> **Exercise prompt**:
Output the material beneath exactly, leaving nothing out.

* * *

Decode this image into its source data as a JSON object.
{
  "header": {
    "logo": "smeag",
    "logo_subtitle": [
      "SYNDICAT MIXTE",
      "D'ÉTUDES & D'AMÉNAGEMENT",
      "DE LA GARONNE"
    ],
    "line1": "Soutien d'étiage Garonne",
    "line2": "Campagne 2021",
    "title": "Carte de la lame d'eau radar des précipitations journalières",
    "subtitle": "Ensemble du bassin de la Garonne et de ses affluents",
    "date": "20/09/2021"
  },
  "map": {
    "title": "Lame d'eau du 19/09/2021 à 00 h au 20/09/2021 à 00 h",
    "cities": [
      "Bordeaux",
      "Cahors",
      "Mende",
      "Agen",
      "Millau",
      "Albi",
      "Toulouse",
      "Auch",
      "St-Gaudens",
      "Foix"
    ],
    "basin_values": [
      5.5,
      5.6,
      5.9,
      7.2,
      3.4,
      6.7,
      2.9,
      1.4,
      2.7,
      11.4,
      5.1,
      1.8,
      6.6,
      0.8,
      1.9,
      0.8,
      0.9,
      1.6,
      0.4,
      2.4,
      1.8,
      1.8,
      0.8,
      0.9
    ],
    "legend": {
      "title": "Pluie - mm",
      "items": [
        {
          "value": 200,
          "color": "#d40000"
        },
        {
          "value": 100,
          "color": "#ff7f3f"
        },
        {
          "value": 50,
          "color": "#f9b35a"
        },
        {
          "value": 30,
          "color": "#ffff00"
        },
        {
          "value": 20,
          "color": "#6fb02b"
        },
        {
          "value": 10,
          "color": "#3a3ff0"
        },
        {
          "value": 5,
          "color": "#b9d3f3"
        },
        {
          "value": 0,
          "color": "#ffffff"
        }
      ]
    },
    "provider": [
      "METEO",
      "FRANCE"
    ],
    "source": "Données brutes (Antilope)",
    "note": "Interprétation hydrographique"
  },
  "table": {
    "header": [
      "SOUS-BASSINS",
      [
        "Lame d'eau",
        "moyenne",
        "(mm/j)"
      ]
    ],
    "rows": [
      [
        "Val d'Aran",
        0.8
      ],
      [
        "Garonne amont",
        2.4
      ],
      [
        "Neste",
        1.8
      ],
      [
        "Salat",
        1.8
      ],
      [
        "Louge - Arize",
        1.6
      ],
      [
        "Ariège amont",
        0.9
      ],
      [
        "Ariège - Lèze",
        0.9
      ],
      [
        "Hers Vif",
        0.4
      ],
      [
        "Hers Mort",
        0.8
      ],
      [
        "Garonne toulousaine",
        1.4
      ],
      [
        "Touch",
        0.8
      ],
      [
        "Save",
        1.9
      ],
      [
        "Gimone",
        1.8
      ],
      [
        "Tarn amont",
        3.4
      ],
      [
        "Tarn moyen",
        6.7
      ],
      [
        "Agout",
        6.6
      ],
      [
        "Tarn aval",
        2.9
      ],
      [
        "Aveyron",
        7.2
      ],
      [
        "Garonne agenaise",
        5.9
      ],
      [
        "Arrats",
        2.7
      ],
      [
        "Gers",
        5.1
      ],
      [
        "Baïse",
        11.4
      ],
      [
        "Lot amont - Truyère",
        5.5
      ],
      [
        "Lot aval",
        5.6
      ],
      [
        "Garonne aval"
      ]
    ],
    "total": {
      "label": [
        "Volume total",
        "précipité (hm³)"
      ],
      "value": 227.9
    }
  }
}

* * *

> **The solution**:
Decode this image into its source data as a JSON object.
{
  "header": {
    "logo": "smeag",
    "logo_subtitle": [
      "SYNDICAT MIXTE",
      "D'ÉTUDES & D'AMÉNAGEMENT",
      "DE LA GARONNE"
    ],
    "line1": "Soutien d'étiage Garonne",
    "line2": "Campagne 2021",
    "title": "Carte de la lame d'eau radar des précipitations journalières",
    "subtitle": "Ensemble du bassin de la Garonne et de ses affluents",
    "date": "20/09/2021"
  },
  "map": {
    "title": "Lame d'eau du 19/09/2021 à 00 h au 20/09/2021 à 00 h",
    "cities": [
      "Bordeaux",
      "Cahors",
      "Mende",
      "Agen",
      "Millau",
      "Albi",
      "Toulouse",
      "Auch",
      "St-Gaudens",
      "Foix"
    ],
    "basin_values": [
      5.5,
      5.6,
      5.9,
      7.2,
      3.4,
      6.7,
      2.9,
      1.4,
      2.7,
      11.4,
      5.1,
      1.8,
      6.6,
      0.8,
      1.9,
      0.8,
      0.9,
      1.6,
      0.4,
      2.4,
      1.8,
      1.8,
      0.8,
      0.9
    ],
    "legend": {
      "title": "Pluie - mm",
      "items": [
        {
          "value": 200,
          "color": "#d40000"
        },
        {
          "value": 100,
          "color": "#ff7f3f"
        },
        {
          "value": 50,
          "color": "#f9b35a"
        },
        {
          "value": 30,
          "color": "#ffff00"
        },
        {
          "value": 20,
          "color": "#6fb02b"
        },
        {
          "value": 10,
          "color": "#3a3ff0"
        },
        {
          "value": 5,
          "color": "#b9d3f3"
        },
        {
          "value": 0,
          "color": "#ffffff"
        }
      ]
    },
    "provider": [
      "METEO",
      "FRANCE"
    ],
    "source": "Données brutes (Antilope)",
    "note": "Interprétation hydrographique"
  },
  "table": {
    "header": [
      "SOUS-BASSINS",
      [
        "Lame d'eau",
        "moyenne",
        "(mm/j)"
      ]
    ],
    "rows": [
      [
        "Val d'Aran",
        0.8
      ],
      [
        "Garonne amont",
        2.4
      ],
      [
        "Neste",
        1.8
      ],
      [
        "Salat",
        1.8
      ],
      [
        "Louge - Arize",
        1.6
      ],
      [
        "Ariège amont",
        0.9
      ],
      [
        "Ariège - Lèze",
        0.9
      ],
      [
        "Hers Vif",
        0.4
      ],
      [
        "Hers Mort",
        0.8
      ],
      [
        "Garonne toulousaine",
        1.4
      ],
      [
        "Touch",
        0.8
      ],
      [
        "Save",
        1.9
      ],
      [
        "Gimone",
        1.8
      ],
      [
        "Tarn amont",
        3.4
      ],
      [
        "Tarn moyen",
        6.7
      ],
      [
        "Agout",
        6.6
      ],
      [
        "Tarn aval",
        2.9
      ],
      [
        "Aveyron",
        7.2
      ],
      [
        "Garonne agenaise",
        5.9
      ],
      [
        "Arrats",
        2.7
      ],
      [
        "Gers",
        5.1
      ],
      [
        "Baïse",
        11.4
      ],
      [
        "Lot amont - Truyère",
        5.5
      ],
      [
        "Lot aval",
        5.6
      ],
      [
        "Garonne aval"
      ]
    ],
    "total": {
      "label": [
        "Volume total",
        "précipité (hm³)"
      ],
      "value": 227.9
    }
  }
}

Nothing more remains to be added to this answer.